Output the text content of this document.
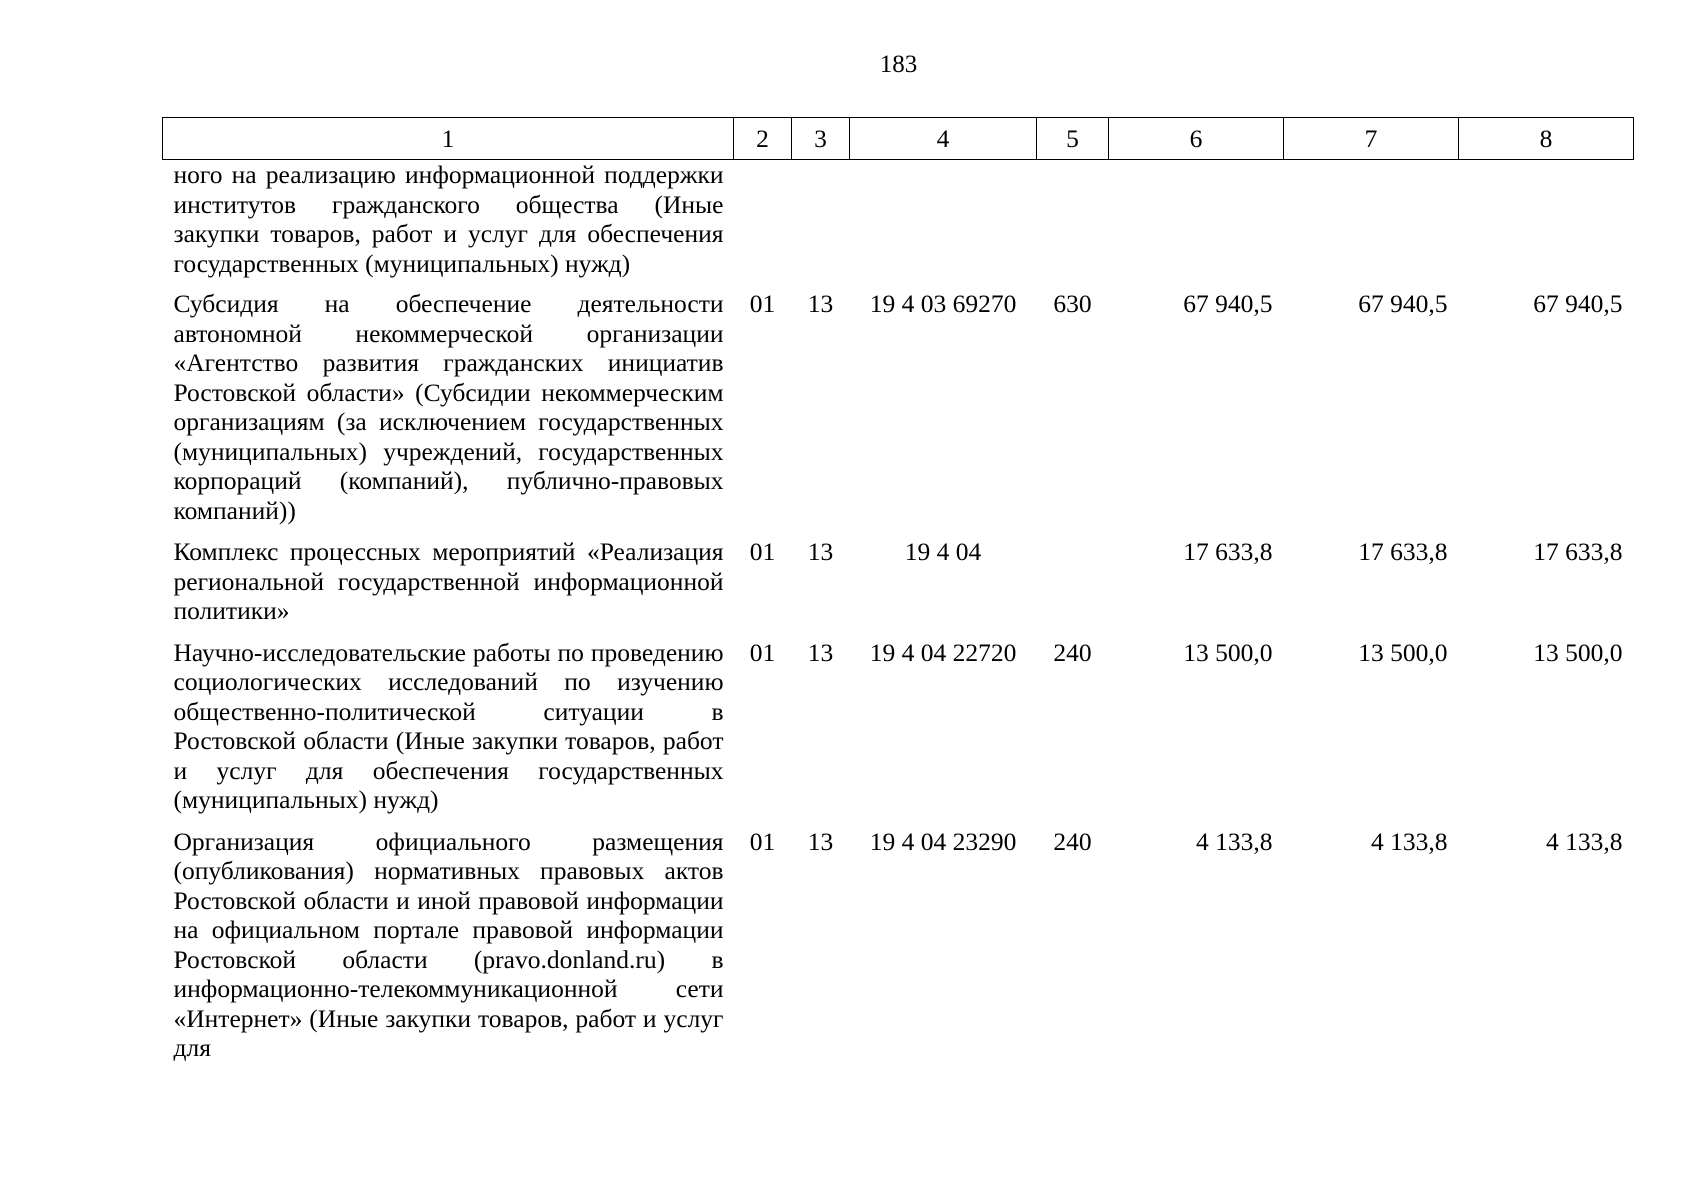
183
1	2	3	4	5	6	7	8
ного на реализацию информационной поддержки институтов гражданского общества (Иные закупки товаров, работ и услуг для обеспечения государственных (муниципальных) нужд)							
Субсидия на обеспечение деятельности автономной некоммерческой организации «Агентство развития гражданских инициатив Ростовской области» (Субсидии некоммерческим организациям (за исключением государственных (муниципальных) учреждений, государственных корпораций (компаний), публично-правовых компаний))	01	13	19 4 03 69270	630	67 940,5	67 940,5	67 940,5
Комплекс процессных мероприятий «Реализация региональной государственной информационной политики»	01	13	19 4 04		17 633,8	17 633,8	17 633,8
Научно-исследовательские работы по проведению социологических исследований по изучению общественно-политической ситуации в Ростовской области (Иные закупки товаров, работ и услуг для обеспечения государственных (муниципальных) нужд)	01	13	19 4 04 22720	240	13 500,0	13 500,0	13 500,0
Организация официального размещения (опубликования) нормативных правовых актов Ростовской области и иной правовой информации на официальном портале правовой информации Ростовской области (pravo.donland.ru) в информационно-телекоммуникационной сети «Интернет» (Иные закупки товаров, работ и услуг для	01	13	19 4 04 23290	240	4 133,8	4 133,8	4 133,8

● ● ● ● ● ● ●

**Short problem**
Work out how many lines of the data above hold the word "информационной", and write only the count.

**The response**
2